- **Exercise aim**
Within the material below, find each line bearing the word "JSON" and present it.
........
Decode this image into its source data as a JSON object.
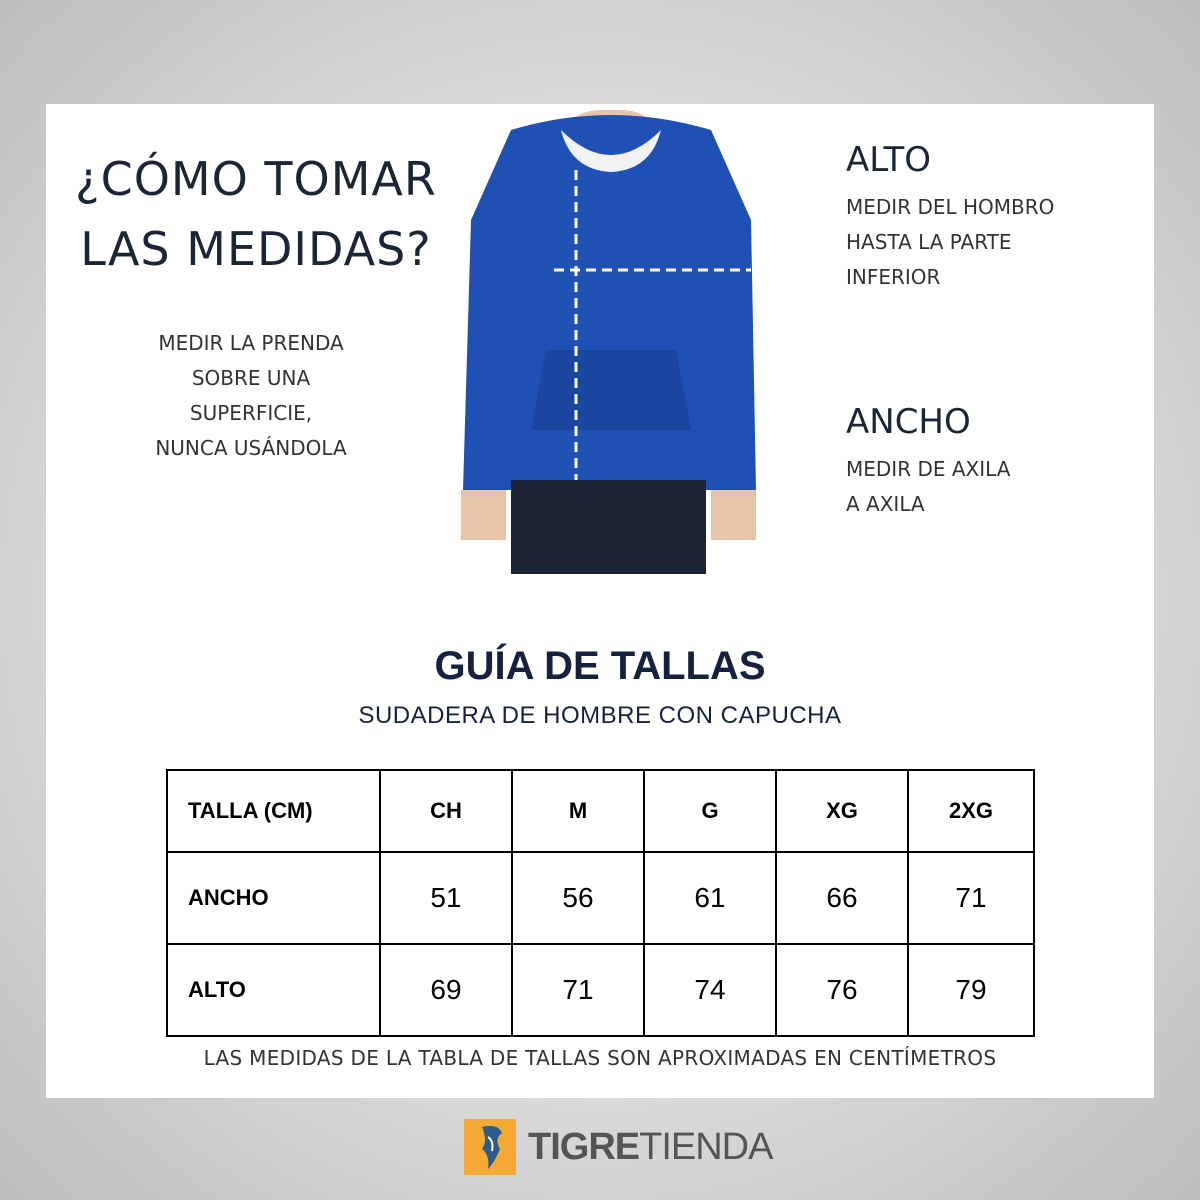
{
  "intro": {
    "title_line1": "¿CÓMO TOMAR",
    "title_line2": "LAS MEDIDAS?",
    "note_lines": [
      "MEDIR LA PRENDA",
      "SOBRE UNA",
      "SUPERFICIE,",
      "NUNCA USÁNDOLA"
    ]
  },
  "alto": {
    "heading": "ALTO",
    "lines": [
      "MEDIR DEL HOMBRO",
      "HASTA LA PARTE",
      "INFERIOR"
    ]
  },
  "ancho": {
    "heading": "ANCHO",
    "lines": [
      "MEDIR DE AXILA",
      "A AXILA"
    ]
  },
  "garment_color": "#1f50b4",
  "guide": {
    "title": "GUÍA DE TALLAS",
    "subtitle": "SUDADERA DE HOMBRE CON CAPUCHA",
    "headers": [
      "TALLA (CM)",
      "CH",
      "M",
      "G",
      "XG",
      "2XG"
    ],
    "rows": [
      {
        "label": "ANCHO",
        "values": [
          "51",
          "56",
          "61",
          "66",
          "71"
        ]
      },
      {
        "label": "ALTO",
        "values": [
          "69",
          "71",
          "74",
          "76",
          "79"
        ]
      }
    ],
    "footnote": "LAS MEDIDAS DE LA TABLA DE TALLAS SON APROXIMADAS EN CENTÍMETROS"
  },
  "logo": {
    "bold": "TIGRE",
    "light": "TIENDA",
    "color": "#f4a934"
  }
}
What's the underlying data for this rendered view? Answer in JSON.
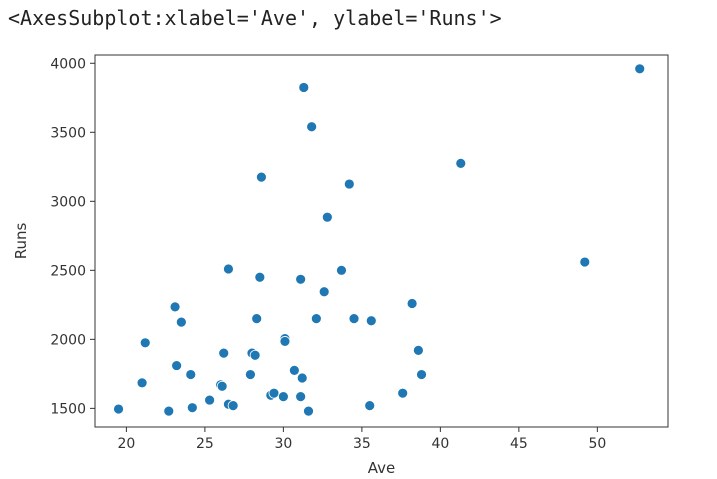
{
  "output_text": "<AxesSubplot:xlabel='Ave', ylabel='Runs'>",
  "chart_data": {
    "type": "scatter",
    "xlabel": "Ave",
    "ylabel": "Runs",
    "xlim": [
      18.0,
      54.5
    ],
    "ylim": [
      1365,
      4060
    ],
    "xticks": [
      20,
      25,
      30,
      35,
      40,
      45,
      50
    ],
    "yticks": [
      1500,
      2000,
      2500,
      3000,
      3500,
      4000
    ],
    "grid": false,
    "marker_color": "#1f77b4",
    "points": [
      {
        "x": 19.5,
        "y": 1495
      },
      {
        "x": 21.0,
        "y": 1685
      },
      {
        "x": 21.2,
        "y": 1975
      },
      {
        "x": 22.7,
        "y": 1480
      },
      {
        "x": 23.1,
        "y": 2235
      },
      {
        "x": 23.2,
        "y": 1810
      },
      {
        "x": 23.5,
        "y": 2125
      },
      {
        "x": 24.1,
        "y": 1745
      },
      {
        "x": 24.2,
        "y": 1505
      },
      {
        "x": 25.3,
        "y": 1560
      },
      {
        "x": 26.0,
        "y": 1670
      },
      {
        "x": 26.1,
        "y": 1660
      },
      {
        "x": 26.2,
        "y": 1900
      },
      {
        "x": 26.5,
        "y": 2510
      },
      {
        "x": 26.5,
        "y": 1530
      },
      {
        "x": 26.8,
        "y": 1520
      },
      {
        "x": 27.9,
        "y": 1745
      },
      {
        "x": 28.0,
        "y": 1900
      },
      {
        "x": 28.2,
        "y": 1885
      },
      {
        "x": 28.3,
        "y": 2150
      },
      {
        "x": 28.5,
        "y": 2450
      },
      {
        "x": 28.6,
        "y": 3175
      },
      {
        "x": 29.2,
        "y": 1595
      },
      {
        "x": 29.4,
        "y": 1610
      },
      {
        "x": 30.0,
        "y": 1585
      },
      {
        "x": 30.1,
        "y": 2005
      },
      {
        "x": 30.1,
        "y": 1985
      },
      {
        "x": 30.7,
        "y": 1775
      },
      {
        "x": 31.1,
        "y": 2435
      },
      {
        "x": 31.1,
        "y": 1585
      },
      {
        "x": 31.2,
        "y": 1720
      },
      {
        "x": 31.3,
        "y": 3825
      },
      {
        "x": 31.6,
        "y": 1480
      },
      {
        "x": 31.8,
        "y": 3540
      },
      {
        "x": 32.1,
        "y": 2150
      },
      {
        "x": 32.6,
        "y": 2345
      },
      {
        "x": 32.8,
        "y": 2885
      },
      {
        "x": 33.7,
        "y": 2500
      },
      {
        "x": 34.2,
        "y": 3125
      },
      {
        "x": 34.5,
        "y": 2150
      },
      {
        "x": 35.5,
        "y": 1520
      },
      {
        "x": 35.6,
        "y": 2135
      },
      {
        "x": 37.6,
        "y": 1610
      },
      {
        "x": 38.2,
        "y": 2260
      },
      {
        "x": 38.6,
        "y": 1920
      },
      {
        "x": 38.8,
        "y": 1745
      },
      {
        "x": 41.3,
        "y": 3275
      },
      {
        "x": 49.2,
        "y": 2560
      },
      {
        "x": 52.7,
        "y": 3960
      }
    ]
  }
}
........
- **Completed task**
Decode this image into its source data as a JSON object.
What's the underlying data for this rendered view? Answer in JSON.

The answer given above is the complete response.